Task
Every entry must be given again exactly.

Material shown
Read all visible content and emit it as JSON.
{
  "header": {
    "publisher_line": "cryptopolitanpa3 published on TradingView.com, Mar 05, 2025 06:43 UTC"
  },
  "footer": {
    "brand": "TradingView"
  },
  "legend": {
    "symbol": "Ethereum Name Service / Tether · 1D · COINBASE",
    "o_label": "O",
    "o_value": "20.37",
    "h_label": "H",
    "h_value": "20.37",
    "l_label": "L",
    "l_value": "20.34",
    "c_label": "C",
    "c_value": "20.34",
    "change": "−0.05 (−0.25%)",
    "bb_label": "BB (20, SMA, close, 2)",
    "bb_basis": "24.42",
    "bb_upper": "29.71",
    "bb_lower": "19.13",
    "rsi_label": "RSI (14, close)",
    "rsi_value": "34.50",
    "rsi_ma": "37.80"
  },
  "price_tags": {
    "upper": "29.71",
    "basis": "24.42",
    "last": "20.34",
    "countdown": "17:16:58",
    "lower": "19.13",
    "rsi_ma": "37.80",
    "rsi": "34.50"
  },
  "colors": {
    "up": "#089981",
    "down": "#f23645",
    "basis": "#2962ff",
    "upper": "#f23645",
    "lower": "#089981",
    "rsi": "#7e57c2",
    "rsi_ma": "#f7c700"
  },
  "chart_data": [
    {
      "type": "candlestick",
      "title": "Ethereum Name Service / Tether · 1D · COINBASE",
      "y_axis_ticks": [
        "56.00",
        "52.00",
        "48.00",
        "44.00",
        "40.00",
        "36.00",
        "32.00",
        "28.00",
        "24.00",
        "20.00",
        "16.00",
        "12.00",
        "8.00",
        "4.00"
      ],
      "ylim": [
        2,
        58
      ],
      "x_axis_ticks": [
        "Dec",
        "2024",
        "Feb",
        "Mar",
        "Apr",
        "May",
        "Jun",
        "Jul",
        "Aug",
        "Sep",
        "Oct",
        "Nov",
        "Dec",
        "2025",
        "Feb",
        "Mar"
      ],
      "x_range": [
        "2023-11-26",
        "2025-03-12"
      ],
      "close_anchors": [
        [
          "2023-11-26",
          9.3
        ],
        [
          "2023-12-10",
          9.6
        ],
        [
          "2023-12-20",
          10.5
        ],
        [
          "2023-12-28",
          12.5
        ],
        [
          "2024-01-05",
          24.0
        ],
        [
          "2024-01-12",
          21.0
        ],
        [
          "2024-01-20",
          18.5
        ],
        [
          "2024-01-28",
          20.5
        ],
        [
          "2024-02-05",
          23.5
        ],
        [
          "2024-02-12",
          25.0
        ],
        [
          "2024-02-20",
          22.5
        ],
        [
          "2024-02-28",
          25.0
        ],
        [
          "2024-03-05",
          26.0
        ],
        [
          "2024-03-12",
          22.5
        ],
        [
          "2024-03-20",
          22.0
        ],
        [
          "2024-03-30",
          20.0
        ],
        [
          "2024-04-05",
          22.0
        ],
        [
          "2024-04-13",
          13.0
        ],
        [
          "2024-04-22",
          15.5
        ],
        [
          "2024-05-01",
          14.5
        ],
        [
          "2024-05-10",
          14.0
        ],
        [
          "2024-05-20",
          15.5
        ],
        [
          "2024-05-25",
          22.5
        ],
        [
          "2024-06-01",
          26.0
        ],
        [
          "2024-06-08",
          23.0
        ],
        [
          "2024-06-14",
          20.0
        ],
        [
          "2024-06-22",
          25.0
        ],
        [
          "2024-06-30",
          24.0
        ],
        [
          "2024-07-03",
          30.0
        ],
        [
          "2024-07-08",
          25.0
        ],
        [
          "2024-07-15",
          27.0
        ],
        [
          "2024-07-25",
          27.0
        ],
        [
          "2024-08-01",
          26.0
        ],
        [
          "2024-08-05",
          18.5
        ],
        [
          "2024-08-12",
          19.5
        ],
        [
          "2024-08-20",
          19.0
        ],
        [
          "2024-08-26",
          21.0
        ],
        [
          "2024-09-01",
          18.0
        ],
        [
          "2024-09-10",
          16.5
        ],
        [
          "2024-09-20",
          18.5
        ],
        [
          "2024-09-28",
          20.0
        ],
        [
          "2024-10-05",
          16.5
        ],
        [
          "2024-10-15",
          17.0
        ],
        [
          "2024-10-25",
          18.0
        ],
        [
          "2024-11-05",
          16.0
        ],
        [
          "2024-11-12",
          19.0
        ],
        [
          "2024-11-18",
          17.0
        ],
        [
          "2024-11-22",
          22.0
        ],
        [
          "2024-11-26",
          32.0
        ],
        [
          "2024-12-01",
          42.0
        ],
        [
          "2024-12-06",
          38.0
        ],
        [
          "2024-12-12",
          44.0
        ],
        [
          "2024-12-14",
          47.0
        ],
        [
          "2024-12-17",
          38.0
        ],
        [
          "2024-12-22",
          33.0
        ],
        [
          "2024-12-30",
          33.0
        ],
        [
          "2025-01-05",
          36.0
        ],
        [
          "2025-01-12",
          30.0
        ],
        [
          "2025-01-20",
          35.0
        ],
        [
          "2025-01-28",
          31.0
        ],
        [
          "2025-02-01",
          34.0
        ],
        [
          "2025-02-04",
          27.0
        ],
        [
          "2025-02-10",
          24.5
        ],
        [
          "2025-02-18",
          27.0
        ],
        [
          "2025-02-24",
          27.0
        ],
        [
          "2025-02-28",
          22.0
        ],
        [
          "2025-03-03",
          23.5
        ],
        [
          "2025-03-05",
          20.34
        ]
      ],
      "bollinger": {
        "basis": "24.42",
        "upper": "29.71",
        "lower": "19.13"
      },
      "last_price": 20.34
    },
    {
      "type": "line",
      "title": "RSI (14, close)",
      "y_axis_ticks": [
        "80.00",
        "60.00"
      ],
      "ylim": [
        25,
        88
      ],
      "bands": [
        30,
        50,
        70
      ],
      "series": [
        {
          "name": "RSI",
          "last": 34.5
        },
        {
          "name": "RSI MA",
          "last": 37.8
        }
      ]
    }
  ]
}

Task result
Read all visible content and emit it as JSON.
{
  "header": {
    "publisher_line": "cryptopolitanpa3 published on TradingView.com, Mar 05, 2025 06:43 UTC"
  },
  "footer": {
    "brand": "TradingView"
  },
  "legend": {
    "symbol": "Ethereum Name Service / Tether · 1D · COINBASE",
    "o_label": "O",
    "o_value": "20.37",
    "h_label": "H",
    "h_value": "20.37",
    "l_label": "L",
    "l_value": "20.34",
    "c_label": "C",
    "c_value": "20.34",
    "change": "−0.05 (−0.25%)",
    "bb_label": "BB (20, SMA, close, 2)",
    "bb_basis": "24.42",
    "bb_upper": "29.71",
    "bb_lower": "19.13",
    "rsi_label": "RSI (14, close)",
    "rsi_value": "34.50",
    "rsi_ma": "37.80"
  },
  "price_tags": {
    "upper": "29.71",
    "basis": "24.42",
    "last": "20.34",
    "countdown": "17:16:58",
    "lower": "19.13",
    "rsi_ma": "37.80",
    "rsi": "34.50"
  },
  "colors": {
    "up": "#089981",
    "down": "#f23645",
    "basis": "#2962ff",
    "upper": "#f23645",
    "lower": "#089981",
    "rsi": "#7e57c2",
    "rsi_ma": "#f7c700"
  },
  "chart_data": [
    {
      "type": "candlestick",
      "title": "Ethereum Name Service / Tether · 1D · COINBASE",
      "y_axis_ticks": [
        "56.00",
        "52.00",
        "48.00",
        "44.00",
        "40.00",
        "36.00",
        "32.00",
        "28.00",
        "24.00",
        "20.00",
        "16.00",
        "12.00",
        "8.00",
        "4.00"
      ],
      "ylim": [
        2,
        58
      ],
      "x_axis_ticks": [
        "Dec",
        "2024",
        "Feb",
        "Mar",
        "Apr",
        "May",
        "Jun",
        "Jul",
        "Aug",
        "Sep",
        "Oct",
        "Nov",
        "Dec",
        "2025",
        "Feb",
        "Mar"
      ],
      "x_range": [
        "2023-11-26",
        "2025-03-12"
      ],
      "close_anchors": [
        [
          "2023-11-26",
          9.3
        ],
        [
          "2023-12-10",
          9.6
        ],
        [
          "2023-12-20",
          10.5
        ],
        [
          "2023-12-28",
          12.5
        ],
        [
          "2024-01-05",
          24.0
        ],
        [
          "2024-01-12",
          21.0
        ],
        [
          "2024-01-20",
          18.5
        ],
        [
          "2024-01-28",
          20.5
        ],
        [
          "2024-02-05",
          23.5
        ],
        [
          "2024-02-12",
          25.0
        ],
        [
          "2024-02-20",
          22.5
        ],
        [
          "2024-02-28",
          25.0
        ],
        [
          "2024-03-05",
          26.0
        ],
        [
          "2024-03-12",
          22.5
        ],
        [
          "2024-03-20",
          22.0
        ],
        [
          "2024-03-30",
          20.0
        ],
        [
          "2024-04-05",
          22.0
        ],
        [
          "2024-04-13",
          13.0
        ],
        [
          "2024-04-22",
          15.5
        ],
        [
          "2024-05-01",
          14.5
        ],
        [
          "2024-05-10",
          14.0
        ],
        [
          "2024-05-20",
          15.5
        ],
        [
          "2024-05-25",
          22.5
        ],
        [
          "2024-06-01",
          26.0
        ],
        [
          "2024-06-08",
          23.0
        ],
        [
          "2024-06-14",
          20.0
        ],
        [
          "2024-06-22",
          25.0
        ],
        [
          "2024-06-30",
          24.0
        ],
        [
          "2024-07-03",
          30.0
        ],
        [
          "2024-07-08",
          25.0
        ],
        [
          "2024-07-15",
          27.0
        ],
        [
          "2024-07-25",
          27.0
        ],
        [
          "2024-08-01",
          26.0
        ],
        [
          "2024-08-05",
          18.5
        ],
        [
          "2024-08-12",
          19.5
        ],
        [
          "2024-08-20",
          19.0
        ],
        [
          "2024-08-26",
          21.0
        ],
        [
          "2024-09-01",
          18.0
        ],
        [
          "2024-09-10",
          16.5
        ],
        [
          "2024-09-20",
          18.5
        ],
        [
          "2024-09-28",
          20.0
        ],
        [
          "2024-10-05",
          16.5
        ],
        [
          "2024-10-15",
          17.0
        ],
        [
          "2024-10-25",
          18.0
        ],
        [
          "2024-11-05",
          16.0
        ],
        [
          "2024-11-12",
          19.0
        ],
        [
          "2024-11-18",
          17.0
        ],
        [
          "2024-11-22",
          22.0
        ],
        [
          "2024-11-26",
          32.0
        ],
        [
          "2024-12-01",
          42.0
        ],
        [
          "2024-12-06",
          38.0
        ],
        [
          "2024-12-12",
          44.0
        ],
        [
          "2024-12-14",
          47.0
        ],
        [
          "2024-12-17",
          38.0
        ],
        [
          "2024-12-22",
          33.0
        ],
        [
          "2024-12-30",
          33.0
        ],
        [
          "2025-01-05",
          36.0
        ],
        [
          "2025-01-12",
          30.0
        ],
        [
          "2025-01-20",
          35.0
        ],
        [
          "2025-01-28",
          31.0
        ],
        [
          "2025-02-01",
          34.0
        ],
        [
          "2025-02-04",
          27.0
        ],
        [
          "2025-02-10",
          24.5
        ],
        [
          "2025-02-18",
          27.0
        ],
        [
          "2025-02-24",
          27.0
        ],
        [
          "2025-02-28",
          22.0
        ],
        [
          "2025-03-03",
          23.5
        ],
        [
          "2025-03-05",
          20.34
        ]
      ],
      "bollinger": {
        "basis": "24.42",
        "upper": "29.71",
        "lower": "19.13"
      },
      "last_price": 20.34
    },
    {
      "type": "line",
      "title": "RSI (14, close)",
      "y_axis_ticks": [
        "80.00",
        "60.00"
      ],
      "ylim": [
        25,
        88
      ],
      "bands": [
        30,
        50,
        70
      ],
      "series": [
        {
          "name": "RSI",
          "last": 34.5
        },
        {
          "name": "RSI MA",
          "last": 37.8
        }
      ]
    }
  ]
}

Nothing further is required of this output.